Task to carry out. Produce an exact copy of the lines from the line containing "Parse this screenshot: output" through the last line of the listing below, both ends included, and nothing else.

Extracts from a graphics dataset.
****
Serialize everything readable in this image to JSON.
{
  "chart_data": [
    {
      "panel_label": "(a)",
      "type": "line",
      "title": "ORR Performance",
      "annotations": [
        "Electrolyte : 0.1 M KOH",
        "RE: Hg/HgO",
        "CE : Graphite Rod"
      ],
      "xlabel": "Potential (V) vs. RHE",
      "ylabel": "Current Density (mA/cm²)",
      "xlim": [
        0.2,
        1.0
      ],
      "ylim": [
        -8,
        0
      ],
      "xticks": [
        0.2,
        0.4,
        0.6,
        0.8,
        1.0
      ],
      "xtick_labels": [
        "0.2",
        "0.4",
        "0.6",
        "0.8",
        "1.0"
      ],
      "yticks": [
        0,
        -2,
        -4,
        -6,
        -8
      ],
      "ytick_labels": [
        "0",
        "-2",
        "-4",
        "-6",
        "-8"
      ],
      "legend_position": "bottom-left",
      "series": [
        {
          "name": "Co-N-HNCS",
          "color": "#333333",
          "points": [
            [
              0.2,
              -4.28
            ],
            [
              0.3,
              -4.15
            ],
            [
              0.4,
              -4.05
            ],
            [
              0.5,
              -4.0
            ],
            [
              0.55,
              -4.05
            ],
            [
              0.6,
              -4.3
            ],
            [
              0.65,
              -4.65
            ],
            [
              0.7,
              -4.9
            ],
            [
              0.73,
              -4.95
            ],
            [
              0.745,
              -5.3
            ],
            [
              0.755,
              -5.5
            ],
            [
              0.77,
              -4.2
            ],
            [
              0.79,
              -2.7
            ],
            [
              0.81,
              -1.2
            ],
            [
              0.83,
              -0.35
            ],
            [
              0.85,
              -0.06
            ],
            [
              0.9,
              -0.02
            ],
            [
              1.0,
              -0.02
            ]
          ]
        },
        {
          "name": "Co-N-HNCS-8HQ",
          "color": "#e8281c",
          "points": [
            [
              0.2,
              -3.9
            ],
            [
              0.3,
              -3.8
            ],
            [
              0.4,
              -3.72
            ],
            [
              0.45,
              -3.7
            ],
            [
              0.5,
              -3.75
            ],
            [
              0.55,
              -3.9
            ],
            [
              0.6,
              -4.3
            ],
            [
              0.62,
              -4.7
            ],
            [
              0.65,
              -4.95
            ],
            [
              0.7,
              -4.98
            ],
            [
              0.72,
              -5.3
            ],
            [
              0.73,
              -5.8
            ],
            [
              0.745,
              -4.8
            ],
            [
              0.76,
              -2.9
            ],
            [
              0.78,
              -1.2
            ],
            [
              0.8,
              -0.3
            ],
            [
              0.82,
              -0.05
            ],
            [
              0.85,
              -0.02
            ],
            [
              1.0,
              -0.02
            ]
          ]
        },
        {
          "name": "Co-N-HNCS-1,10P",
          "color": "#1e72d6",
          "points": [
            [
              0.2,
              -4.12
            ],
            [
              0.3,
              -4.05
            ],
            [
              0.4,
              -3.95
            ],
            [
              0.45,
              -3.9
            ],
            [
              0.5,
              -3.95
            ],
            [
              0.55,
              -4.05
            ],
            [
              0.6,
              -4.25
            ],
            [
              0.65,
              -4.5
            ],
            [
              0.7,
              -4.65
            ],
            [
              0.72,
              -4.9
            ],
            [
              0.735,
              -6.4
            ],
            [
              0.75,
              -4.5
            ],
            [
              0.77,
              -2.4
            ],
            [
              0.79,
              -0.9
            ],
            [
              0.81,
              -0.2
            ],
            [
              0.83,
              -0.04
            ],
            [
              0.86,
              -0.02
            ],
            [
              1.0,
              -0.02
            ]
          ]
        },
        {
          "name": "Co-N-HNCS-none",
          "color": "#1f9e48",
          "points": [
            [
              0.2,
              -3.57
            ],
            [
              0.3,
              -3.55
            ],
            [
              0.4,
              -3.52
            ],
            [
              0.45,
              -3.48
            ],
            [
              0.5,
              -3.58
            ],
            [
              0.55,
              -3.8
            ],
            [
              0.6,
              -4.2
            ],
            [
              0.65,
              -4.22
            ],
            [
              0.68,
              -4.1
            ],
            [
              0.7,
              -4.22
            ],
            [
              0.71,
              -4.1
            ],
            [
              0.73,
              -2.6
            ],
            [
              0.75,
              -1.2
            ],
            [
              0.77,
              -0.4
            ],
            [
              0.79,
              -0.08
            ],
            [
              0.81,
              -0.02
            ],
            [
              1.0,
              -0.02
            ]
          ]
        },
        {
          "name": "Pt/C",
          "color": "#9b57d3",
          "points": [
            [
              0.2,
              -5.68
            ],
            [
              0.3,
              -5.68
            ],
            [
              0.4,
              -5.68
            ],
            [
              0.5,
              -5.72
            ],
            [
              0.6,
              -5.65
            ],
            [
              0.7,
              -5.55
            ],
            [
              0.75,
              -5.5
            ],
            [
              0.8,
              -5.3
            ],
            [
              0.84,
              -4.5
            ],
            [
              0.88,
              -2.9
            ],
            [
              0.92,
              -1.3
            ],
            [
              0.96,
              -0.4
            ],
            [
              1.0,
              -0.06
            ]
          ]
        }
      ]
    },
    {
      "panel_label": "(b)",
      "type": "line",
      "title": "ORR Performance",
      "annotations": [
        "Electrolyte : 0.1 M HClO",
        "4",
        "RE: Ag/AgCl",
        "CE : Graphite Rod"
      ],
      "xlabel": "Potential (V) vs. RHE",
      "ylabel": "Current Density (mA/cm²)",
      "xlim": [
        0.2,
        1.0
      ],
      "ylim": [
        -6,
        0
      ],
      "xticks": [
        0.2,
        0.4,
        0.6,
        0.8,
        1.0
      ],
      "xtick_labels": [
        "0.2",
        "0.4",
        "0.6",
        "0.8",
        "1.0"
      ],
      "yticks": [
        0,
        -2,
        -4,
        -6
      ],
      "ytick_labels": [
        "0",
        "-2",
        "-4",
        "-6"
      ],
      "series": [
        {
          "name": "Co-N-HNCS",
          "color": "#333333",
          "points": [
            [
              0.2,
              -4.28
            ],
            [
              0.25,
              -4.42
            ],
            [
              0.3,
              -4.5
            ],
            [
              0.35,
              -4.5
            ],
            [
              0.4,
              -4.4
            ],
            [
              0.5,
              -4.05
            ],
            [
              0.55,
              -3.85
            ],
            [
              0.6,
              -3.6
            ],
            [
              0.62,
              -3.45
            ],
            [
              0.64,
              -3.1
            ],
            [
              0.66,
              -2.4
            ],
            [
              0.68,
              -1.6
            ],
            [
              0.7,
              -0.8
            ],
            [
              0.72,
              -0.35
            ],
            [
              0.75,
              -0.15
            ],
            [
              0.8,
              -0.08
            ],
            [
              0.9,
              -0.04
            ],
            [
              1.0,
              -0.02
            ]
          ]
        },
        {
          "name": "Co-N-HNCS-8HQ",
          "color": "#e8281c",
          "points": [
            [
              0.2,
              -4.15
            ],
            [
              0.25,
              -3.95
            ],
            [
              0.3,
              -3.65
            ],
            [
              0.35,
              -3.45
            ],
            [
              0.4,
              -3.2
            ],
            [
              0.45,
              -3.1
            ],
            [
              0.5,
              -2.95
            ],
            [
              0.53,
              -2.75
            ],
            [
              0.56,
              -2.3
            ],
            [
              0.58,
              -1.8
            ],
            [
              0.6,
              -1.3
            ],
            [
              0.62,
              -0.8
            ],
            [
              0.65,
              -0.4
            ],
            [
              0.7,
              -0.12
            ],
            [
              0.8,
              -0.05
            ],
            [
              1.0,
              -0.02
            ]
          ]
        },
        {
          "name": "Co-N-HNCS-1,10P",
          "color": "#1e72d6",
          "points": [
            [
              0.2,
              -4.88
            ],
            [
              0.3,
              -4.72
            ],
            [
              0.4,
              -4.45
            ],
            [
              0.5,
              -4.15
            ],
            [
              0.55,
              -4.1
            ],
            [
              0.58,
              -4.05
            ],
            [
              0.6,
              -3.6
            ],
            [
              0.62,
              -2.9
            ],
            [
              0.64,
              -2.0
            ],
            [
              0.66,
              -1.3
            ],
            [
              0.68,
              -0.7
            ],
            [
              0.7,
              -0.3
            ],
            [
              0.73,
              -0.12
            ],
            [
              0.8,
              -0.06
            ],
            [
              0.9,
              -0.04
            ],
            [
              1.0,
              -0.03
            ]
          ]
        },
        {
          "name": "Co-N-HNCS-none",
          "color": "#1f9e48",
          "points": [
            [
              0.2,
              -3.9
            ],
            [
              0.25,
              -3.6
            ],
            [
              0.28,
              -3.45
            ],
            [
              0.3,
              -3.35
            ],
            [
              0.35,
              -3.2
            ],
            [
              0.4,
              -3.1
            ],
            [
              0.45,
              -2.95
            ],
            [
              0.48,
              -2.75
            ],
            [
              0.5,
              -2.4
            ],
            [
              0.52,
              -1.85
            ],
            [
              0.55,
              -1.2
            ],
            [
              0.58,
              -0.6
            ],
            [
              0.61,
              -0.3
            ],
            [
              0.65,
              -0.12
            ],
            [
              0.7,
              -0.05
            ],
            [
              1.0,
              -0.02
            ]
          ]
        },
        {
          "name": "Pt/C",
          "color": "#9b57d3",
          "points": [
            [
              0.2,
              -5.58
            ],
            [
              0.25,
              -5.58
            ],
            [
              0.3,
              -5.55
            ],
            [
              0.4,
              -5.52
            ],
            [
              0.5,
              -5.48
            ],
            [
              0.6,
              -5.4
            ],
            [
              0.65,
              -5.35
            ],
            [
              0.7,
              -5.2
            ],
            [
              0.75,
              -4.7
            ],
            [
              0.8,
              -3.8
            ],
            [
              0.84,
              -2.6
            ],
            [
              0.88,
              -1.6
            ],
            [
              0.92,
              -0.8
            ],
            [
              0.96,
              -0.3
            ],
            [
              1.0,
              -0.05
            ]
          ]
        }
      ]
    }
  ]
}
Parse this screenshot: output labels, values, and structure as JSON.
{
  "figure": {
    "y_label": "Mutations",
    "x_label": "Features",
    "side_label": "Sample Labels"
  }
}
****
Solution to this problem.
Parse this screenshot: output labels, values, and structure as JSON.
{
  "figure": {
    "y_label": "Mutations",
    "x_label": "Features",
    "side_label": "Sample Labels"
  }
}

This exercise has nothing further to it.